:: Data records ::

%%

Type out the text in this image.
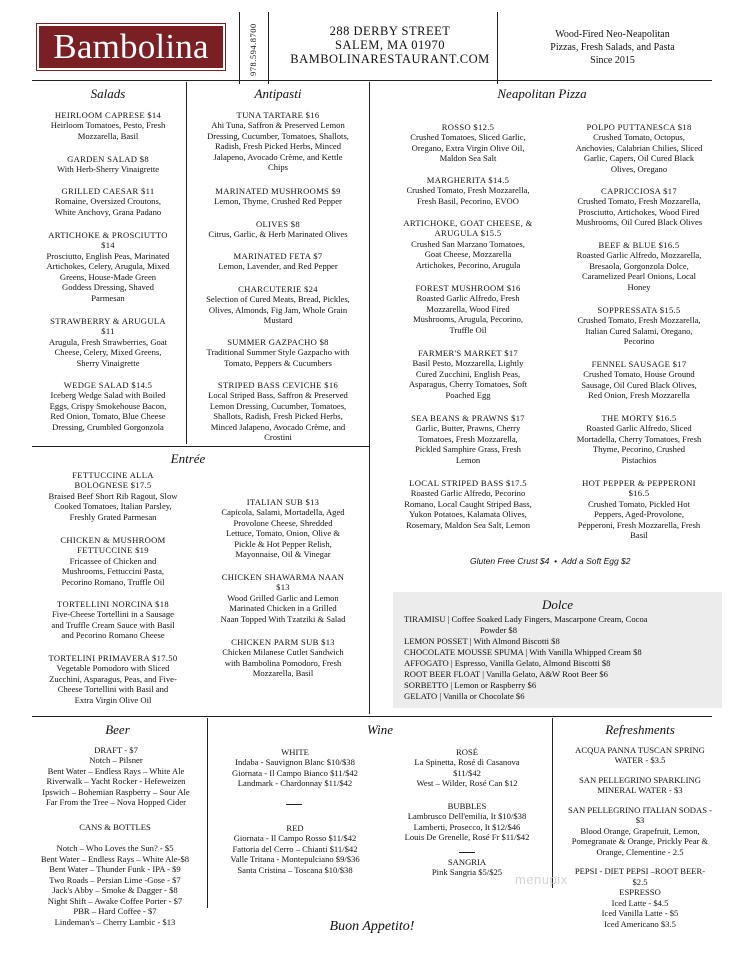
Bambolina	978.594.8700	288 DERBY STREET
SALEM, MA 01970
BAMBOLINARESTAURANT.COM
Wood-Fired Neo-Neapolitan
Pizzas, Fresh Salads, and Pasta
Since 2015
Salads
HEIRLOOM CAPRESE $14
Heirloom Tomatoes, Pesto, Fresh
Mozzarella, Basil
GARDEN SALAD $8
With Herb-Sherry Vinaigrette
GRILLED CAESAR $11
Romaine, Oversized Croutons,
White Anchovy, Grana Padano
ARTICHOKE & PROSCIUTTO
$14
Prosciutto, English Peas, Marinated
Artichokes, Celery, Arugula, Mixed
Greens, House-Made Green
Goddess Dressing, Shaved
Parmesan
STRAWBERRY & ARUGULA
$11
Arugula, Fresh Strawberries, Goat
Cheese, Celery, Mixed Greens,
Sherry Vinaigrette
WEDGE SALAD $14.5
Iceberg Wedge Salad with Boiled
Eggs, Crispy Smokehouse Bacon,
Red Onion, Tomato, Blue Cheese
Dressing, Crumbled Gorgonzola
Antipasti
TUNA TARTARE $16
Ahi Tuna, Saffron & Preserved Lemon
Dressing, Cucumber, Tomatoes, Shallots,
Radish, Fresh Picked Herbs, Minced
Jalapeno, Avocado Crème, and Kettle
Chips
MARINATED MUSHROOMS $9
Lemon, Thyme, Crushed Red Pepper
OLIVES $8
Citrus, Garlic, & Herb Marinated Olives
MARINATED FETA $7
Lemon, Lavender, and Red Pepper
CHARCUTERIE $24
Selection of Cured Meats, Bread, Pickles,
Olives, Almonds, Fig Jam, Whole Grain
Mustard
SUMMER GAZPACHO $8
Traditional Summer Style Gazpacho with
Tomato, Peppers & Cucumbers
STRIPED BASS CEVICHE $16
Local Striped Bass, Saffron & Preserved
Lemon Dressing, Cucumber, Tomatoes,
Shallots, Radish, Fresh Picked Herbs,
Minced Jalapeno, Avocado Crème, and
Crostini
Neapolitan Pizza
ROSSO $12.5
Crushed Tomatoes, Sliced Garlic,
Oregano, Extra Virgin Olive Oil,
Maldon Sea Salt
MARGHERITA $14.5
Crushed Tomato, Fresh Mozzarella,
Fresh Basil, Pecorino, EVOO
ARTICHOKE, GOAT CHEESE, &
ARUGULA $15.5
Crushed San Marzano Tomatoes,
Goat Cheese, Mozzarella
Artichokes, Pecorino, Arugula
FOREST MUSHROOM $16
Roasted Garlic Alfredo, Fresh
Mozzarella, Wood Fired
Mushrooms, Arugula, Pecorino,
Truffle Oil
FARMER'S MARKET $17
Basil Pesto, Mozzarella, Lightly
Cured Zucchini, English Peas,
Asparagus, Cherry Tomatoes, Soft
Poached Egg
SEA BEANS & PRAWNS $17
Garlic, Butter, Prawns, Cherry
Tomatoes, Fresh Mozzarella,
Pickled Samphire Grass, Fresh
Lemon
LOCAL STRIPED BASS $17.5
Roasted Garlic Alfredo, Pecorino
Romano, Local Caught Striped Bass,
Yukon Potatoes, Kalamata Olives,
Rosemary, Maldon Sea Salt, Lemon
POLPO PUTTANESCA $18
Crushed Tomato, Octopus,
Anchovies, Calabrian Chilies, Sliced
Garlic, Capers, Oil Cured Black
Olives, Oregano
CAPRICCIOSA $17
Crushed Tomato, Fresh Mozzarella,
Prosciutto, Artichokes, Wood Fired
Mushrooms, Oil Cured Black Olives
BEEF & BLUE $16.5
Roasted Garlic Alfredo, Mozzarella,
Bresaola, Gorgonzola Dolce,
Caramelized Pearl Onions, Local
Honey
SOPPRESSATA $15.5
Crushed Tomato, Fresh Mozzarella,
Italian Cured Salami, Oregano,
Pecorino
FENNEL SAUSAGE $17
Crushed Tomato, House Ground
Sausage, Oil Cured Black Olives,
Red Onion, Fresh Mozzarella
THE MORTY $16.5
Roasted Garlic Alfredo, Sliced
Mortadella, Cherry Tomatoes, Fresh
Thyme, Pecorino, Crushed
Pistachios
HOT PEPPER & PEPPERONI
$16.5
Crushed Tomato, Pickled Hot
Peppers, Aged-Provolone,
Pepperoni, Fresh Mozzarella, Fresh
Basil
Gluten Free Crust $4 • Add a Soft Egg $2
Entrée
FETTUCCINE ALLA
BOLOGNESE $17.5
Braised Beef Short Rib Ragout, Slow
Cooked Tomatoes, Italian Parsley,
Freshly Grated Parmesan
CHICKEN & MUSHROOM
FETTUCCINE $19
Fricassee of Chicken and
Mushrooms, Fettuccini Pasta,
Pecorino Romano, Truffle Oil
TORTELLINI NORCINA $18
Five-Cheese Tortellini in a Sausage
and Truffle Cream Sauce with Basil
and Pecorino Romano Cheese
TORTELINI PRIMAVERA $17.50
Vegetable Pomodoro with Sliced
Zucchini, Asparagus, Peas, and Five-
Cheese Tortellini with Basil and
Extra Virgin Olive Oil
ITALIAN SUB $13
Capicola, Salami, Mortadella, Aged
Provolone Cheese, Shredded
Lettuce, Tomato, Onion, Olive &
Pickle & Hot Pepper Relish,
Mayonnaise, Oil & Vinegar
CHICKEN SHAWARMA NAAN
$13
Wood Grilled Garlic and Lemon
Marinated Chicken in a Grilled
Naan Topped With Tzatziki & Salad
CHICKEN PARM SUB $13
Chicken Milanese Cutlet Sandwich
with Bambolina Pomodoro, Fresh
Mozzarella, Basil
Dolce
TIRAMISU | Coffee Soaked Lady Fingers, Mascarpone Cream, Cocoa
Powder $8
LEMON POSSET | With Almond Biscotti $8
CHOCOLATE MOUSSE SPUMA | With Vanilla Whipped Cream $8
AFFOGATO | Espresso, Vanilla Gelato, Almond Biscotti $8
ROOT BEER FLOAT | Vanilla Gelato, A&W Root Beer $6
SORBETTO | Lemon or Raspberry $6
GELATO | Vanilla or Chocolate $6
Beer
DRAFT - $7
Notch – Pilsner
Bent Water – Endless Rays – White Ale
Riverwalk – Yacht Rocker - Hefeweizen
Ipswich – Bohemian Raspberry – Sour Ale
Far From the Tree – Nova Hopped Cider
CANS & BOTTLES
Notch – Who Loves the Sun? - $5
Bent Water – Endless Rays – White Ale-$8
Bent Water – Thunder Funk - IPA - $9
Two Roads – Persian Lime -Gose - $7
Jack's Abby – Smoke & Dagger - $8
Night Shift – Awake Coffee Porter - $7
PBR – Hard Coffee - $7
Lindeman's – Cherry Lambic - $13
Wine
WHITE
Indaba - Sauvignon Blanc $10/$38
Giornata - Il Campo Bianco $11/$42
Landmark - Chardonnay $11/$42
RED
Giornata - Il Campo Rosso $11/$42
Fattoria del Cerro – Chianti $11/$42
Valle Tritana - Montepulciano $9/$36
Santa Cristina – Toscana $10/$38
ROSÉ
La Spinetta, Rosé di Casanova
$11/$42
West – Wilder, Rosé Can $12
BUBBLES
Lambrusco Dell'emilia, It $10/$38
Lamberti, Prosecco, It $12/$46
Louis De Grenelle, Rosé Fr $11/$42
SANGRIA
Pink Sangria $5/$25
Refreshments
ACQUA PANNA TUSCAN SPRING
WATER - $3.5
SAN PELLEGRINO SPARKLING
MINERAL WATER - $3
SAN PELLEGRINO ITALIAN SODAS -
$3
Blood Orange, Grapefruit, Lemon,
Pomegranate & Orange, Prickly Pear &
Orange, Clementine - 2.5
PEPSI - DIET PEPSI –ROOT BEER-
$2.5
ESPRESSO
Iced Latte - $4.5
Iced Vanilla Latte - $5
Iced Americano $3.5
menupix
Buon Appetito!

%%

Copy all the lines above that hold the string "Artichokes".

:: Final result ::
Artichokes, Celery, Arugula, Mixed
Artichokes, Pecorino, Arugula
Prosciutto, Artichokes, Wood Fired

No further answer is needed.